● AIM OF THE EXERCISE
Bring together all lines of the material below that contain the string "expresa".
DATASET Block Start
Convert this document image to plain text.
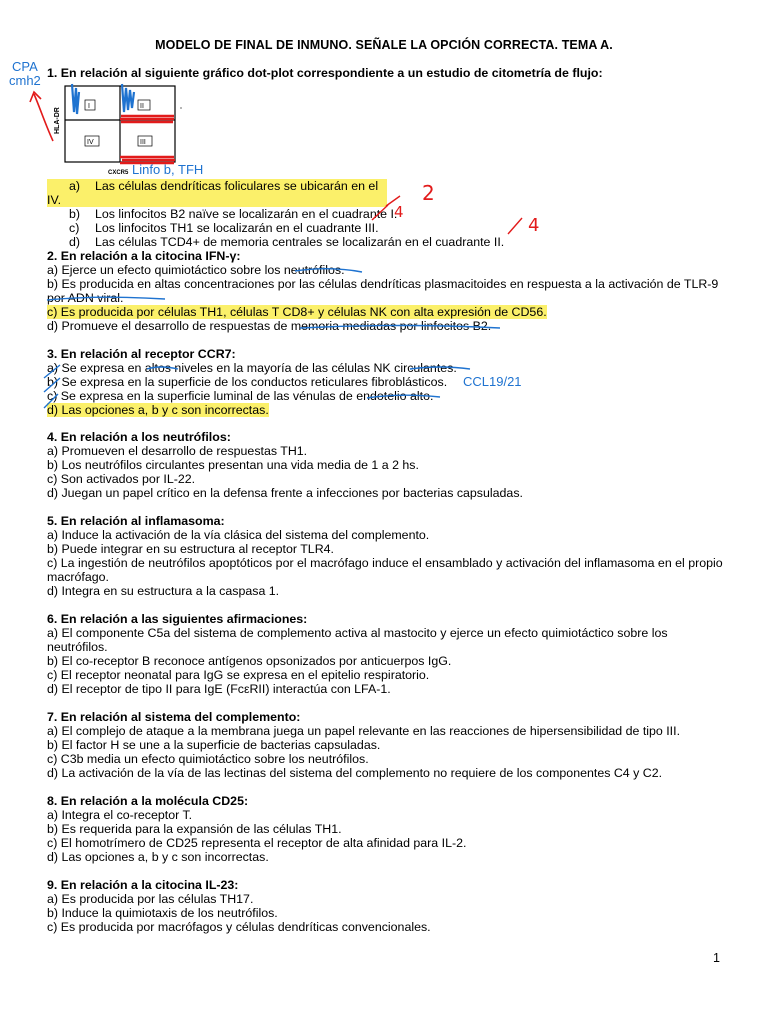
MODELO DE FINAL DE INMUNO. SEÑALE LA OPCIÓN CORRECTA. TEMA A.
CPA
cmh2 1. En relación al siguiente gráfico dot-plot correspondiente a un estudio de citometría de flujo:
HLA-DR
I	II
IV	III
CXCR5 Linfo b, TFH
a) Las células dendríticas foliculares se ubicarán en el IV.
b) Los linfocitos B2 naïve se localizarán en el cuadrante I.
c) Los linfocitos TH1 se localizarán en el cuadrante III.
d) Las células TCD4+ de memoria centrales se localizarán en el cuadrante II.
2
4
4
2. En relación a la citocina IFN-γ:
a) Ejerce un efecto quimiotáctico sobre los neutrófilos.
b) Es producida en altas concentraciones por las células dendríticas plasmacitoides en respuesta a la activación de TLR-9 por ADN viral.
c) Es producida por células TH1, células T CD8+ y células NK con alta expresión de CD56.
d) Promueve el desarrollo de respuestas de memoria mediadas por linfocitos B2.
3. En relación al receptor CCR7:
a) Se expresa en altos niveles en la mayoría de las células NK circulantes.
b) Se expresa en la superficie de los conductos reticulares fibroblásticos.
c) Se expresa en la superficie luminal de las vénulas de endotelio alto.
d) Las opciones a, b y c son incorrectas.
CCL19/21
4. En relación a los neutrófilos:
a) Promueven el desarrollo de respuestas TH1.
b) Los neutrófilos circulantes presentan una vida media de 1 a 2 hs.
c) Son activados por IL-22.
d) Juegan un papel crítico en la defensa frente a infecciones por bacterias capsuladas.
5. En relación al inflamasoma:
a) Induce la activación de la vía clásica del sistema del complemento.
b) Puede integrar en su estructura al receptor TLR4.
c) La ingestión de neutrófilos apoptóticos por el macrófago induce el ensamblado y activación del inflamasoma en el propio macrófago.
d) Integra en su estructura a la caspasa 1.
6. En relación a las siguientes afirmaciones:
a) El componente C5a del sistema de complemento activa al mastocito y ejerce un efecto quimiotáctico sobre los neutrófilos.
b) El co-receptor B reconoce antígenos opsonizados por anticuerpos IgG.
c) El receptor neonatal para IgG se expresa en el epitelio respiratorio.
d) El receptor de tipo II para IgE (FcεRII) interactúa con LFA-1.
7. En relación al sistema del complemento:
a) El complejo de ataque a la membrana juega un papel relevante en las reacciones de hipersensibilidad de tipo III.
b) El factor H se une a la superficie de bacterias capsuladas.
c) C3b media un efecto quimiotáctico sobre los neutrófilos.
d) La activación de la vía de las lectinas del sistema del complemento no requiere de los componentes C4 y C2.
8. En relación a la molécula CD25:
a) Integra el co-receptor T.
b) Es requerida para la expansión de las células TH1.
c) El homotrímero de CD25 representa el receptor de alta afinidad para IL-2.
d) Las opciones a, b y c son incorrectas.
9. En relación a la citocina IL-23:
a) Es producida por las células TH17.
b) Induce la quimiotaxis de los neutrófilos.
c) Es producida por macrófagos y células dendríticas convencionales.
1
DATASET Block End
DATASET Block Start
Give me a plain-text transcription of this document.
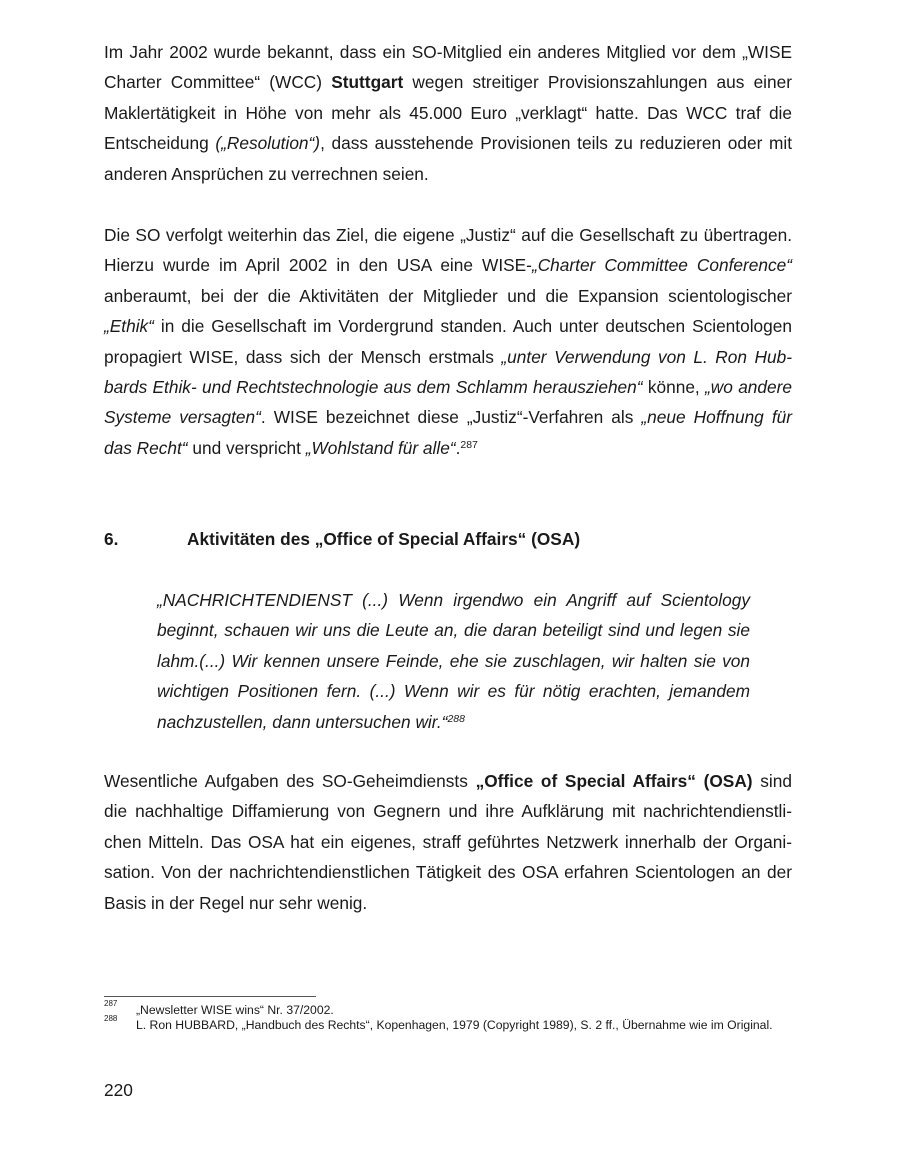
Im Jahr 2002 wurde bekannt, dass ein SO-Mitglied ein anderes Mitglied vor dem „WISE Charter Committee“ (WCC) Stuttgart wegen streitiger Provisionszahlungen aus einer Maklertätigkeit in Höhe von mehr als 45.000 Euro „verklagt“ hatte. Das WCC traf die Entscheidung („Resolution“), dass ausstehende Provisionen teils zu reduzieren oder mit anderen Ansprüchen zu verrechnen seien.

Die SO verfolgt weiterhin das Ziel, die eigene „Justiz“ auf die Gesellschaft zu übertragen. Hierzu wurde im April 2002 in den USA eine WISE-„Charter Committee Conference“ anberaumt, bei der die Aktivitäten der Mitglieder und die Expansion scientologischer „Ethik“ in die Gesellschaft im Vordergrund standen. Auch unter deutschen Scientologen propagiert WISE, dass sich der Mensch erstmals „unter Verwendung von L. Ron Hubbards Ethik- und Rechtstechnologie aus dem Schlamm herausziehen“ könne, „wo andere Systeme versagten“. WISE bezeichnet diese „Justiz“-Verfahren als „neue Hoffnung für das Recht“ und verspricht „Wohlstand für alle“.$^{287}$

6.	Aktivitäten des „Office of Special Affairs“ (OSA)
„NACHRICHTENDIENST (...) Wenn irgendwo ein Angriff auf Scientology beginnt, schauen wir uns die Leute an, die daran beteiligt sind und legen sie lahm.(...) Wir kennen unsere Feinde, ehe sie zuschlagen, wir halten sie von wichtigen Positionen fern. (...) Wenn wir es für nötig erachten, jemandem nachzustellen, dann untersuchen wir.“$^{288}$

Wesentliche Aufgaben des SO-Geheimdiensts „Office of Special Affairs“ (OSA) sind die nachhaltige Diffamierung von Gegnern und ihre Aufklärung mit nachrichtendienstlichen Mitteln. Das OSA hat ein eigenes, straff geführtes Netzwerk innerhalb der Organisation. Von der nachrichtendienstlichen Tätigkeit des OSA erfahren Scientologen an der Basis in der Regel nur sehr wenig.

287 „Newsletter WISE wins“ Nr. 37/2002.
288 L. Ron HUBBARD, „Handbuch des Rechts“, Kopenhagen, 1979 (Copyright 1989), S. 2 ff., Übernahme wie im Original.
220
DATASET Block End
DATASET Block Start
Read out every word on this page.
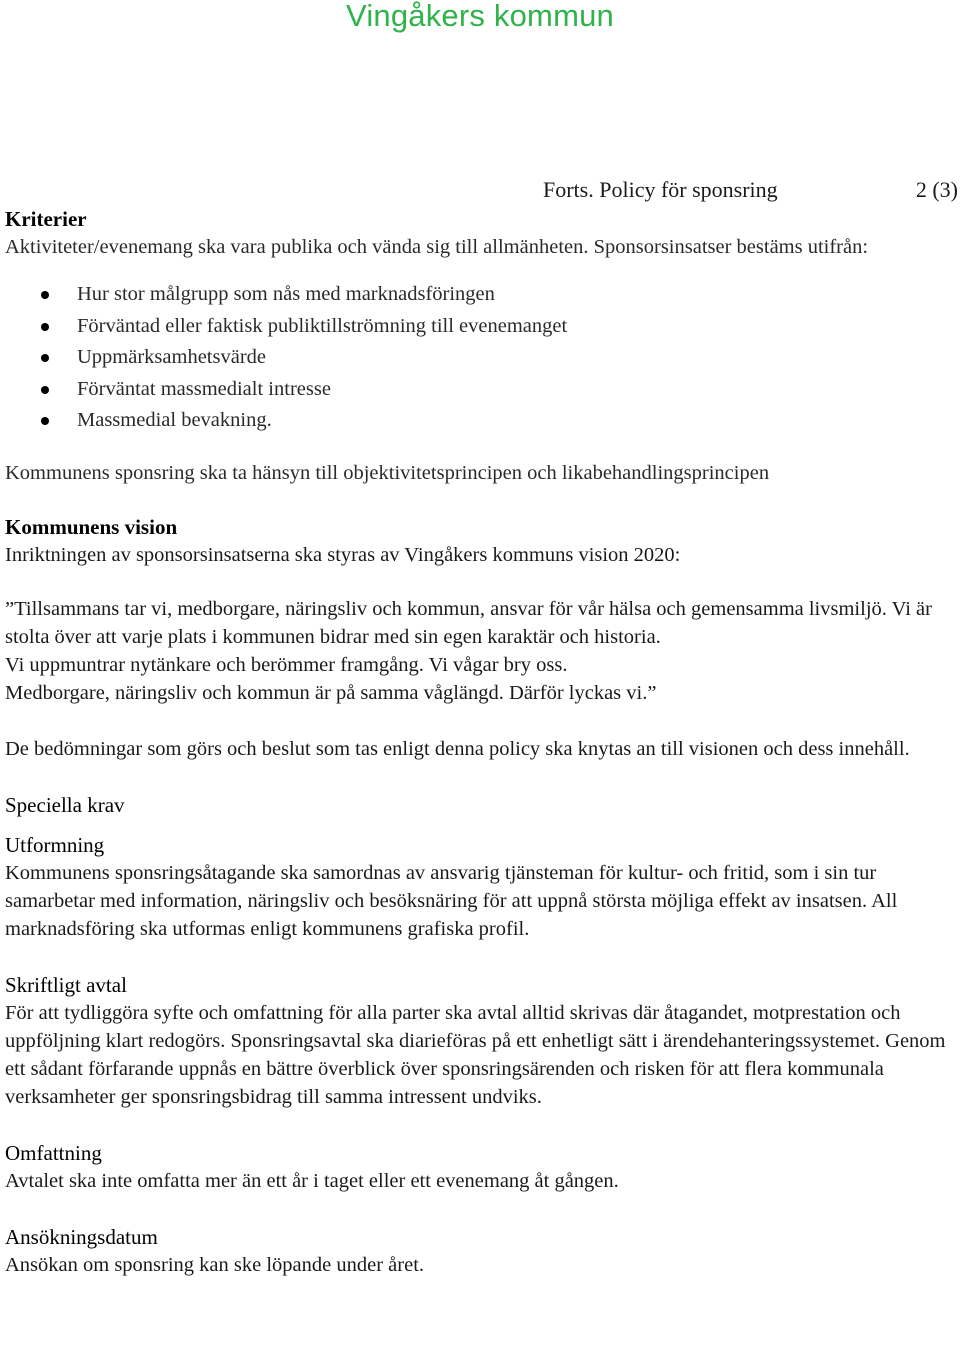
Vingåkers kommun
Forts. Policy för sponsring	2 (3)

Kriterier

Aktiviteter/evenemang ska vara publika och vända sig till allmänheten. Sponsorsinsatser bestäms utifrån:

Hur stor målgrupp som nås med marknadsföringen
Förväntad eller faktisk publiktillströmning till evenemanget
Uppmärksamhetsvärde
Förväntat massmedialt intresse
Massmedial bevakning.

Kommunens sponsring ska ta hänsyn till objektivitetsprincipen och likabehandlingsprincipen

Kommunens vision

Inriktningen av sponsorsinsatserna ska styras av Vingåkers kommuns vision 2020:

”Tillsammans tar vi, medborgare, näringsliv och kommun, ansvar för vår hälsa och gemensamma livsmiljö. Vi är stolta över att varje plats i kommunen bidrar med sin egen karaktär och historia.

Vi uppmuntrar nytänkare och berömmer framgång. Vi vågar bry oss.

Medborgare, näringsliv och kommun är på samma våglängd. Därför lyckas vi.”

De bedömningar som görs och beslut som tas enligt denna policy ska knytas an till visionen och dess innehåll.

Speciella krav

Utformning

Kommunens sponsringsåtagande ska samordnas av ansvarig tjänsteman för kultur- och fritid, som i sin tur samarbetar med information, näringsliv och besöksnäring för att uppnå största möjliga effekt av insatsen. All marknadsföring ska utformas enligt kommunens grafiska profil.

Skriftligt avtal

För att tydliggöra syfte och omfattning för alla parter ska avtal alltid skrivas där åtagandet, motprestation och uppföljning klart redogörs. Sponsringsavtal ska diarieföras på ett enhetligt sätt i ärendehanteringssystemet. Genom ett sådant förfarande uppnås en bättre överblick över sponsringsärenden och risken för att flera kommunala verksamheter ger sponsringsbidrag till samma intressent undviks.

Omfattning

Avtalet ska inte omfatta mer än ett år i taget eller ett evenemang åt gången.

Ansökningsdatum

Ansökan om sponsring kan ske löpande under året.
DATASET Block End
● RESPONSE
a) Se expresa en altos niveles en la mayoría de las células NK circulantes.
b) Se expresa en la superficie de los conductos reticulares fibroblásticos.
c) Se expresa en la superficie luminal de las vénulas de endotelio alto.
c) El receptor neonatal para IgG se expresa en el epitelio respiratorio.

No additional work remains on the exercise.